Pull each line holding "object" out of the entries below.

Dataset records
§ §
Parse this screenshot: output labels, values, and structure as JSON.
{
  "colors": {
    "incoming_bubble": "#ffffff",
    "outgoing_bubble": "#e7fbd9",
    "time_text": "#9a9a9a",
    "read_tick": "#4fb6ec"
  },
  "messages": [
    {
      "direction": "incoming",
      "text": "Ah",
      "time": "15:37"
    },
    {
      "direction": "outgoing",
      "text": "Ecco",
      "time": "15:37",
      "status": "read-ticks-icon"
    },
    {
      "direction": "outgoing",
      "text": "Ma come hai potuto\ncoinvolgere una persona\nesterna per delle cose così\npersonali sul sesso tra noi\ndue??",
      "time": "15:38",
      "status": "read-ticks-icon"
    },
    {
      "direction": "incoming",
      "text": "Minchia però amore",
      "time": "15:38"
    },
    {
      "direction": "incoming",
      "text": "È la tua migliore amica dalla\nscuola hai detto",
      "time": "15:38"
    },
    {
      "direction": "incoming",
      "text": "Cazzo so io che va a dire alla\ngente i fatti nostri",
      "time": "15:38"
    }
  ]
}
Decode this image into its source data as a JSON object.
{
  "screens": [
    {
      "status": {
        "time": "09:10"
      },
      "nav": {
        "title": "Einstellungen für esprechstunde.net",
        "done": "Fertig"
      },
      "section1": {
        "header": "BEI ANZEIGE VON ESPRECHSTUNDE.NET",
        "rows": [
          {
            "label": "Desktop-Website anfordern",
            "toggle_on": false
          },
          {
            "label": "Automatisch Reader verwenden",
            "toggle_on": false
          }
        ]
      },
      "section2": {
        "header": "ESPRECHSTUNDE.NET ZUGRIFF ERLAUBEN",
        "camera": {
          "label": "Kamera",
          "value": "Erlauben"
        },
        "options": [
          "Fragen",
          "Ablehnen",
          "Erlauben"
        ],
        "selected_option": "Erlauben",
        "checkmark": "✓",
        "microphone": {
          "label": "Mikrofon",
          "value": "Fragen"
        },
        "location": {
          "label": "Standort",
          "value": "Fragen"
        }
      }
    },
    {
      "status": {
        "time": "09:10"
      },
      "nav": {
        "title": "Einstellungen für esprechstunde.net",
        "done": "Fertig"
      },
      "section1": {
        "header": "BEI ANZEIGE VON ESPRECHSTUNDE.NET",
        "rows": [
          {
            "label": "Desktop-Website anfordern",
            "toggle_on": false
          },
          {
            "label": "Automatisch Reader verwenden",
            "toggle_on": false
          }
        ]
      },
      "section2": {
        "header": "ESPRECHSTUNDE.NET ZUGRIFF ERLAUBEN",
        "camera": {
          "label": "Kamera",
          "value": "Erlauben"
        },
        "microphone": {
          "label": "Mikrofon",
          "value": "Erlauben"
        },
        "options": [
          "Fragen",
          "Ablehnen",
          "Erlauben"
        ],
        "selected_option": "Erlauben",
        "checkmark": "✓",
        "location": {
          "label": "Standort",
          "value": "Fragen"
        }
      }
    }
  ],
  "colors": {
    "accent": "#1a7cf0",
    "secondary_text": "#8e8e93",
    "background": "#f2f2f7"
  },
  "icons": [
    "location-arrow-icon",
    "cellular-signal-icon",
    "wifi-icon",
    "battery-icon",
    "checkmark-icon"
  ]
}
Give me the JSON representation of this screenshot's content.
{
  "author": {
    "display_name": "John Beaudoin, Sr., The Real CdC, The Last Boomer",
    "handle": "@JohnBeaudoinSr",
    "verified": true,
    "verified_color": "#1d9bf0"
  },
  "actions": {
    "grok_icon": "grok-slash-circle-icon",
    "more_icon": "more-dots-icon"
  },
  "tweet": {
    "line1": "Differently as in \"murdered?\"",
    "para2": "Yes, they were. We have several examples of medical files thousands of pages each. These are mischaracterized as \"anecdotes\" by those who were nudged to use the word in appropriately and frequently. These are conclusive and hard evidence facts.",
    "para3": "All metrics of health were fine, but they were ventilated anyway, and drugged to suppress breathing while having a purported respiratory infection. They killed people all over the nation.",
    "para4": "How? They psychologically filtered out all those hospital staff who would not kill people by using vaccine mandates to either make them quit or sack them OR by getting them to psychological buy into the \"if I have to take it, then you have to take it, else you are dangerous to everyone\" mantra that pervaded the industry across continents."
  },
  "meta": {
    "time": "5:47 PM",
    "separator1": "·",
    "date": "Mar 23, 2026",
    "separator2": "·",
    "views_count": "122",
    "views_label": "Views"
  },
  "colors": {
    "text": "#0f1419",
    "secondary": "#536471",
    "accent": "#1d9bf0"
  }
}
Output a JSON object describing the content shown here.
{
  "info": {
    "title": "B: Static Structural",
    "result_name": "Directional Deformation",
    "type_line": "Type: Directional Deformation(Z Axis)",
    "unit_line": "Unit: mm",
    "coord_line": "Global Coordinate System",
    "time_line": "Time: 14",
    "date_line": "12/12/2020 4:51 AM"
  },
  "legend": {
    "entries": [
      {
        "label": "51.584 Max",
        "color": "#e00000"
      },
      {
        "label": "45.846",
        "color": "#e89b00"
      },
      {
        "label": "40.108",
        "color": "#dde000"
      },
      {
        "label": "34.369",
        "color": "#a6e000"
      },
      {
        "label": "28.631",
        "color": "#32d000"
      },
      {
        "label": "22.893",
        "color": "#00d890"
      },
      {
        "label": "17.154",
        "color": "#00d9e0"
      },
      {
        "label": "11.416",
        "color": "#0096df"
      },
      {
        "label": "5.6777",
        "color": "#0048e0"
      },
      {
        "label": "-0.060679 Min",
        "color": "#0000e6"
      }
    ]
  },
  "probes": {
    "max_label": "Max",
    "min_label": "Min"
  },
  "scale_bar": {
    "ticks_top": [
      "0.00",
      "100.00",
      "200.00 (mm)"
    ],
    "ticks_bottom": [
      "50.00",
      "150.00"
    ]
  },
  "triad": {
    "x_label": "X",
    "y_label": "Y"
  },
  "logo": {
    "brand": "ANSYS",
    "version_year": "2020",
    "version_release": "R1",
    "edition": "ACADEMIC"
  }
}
§ §
* [RESULT BELOW]:
Decode this image into its source data as a JSON object.
Output a JSON object describing the content shown here.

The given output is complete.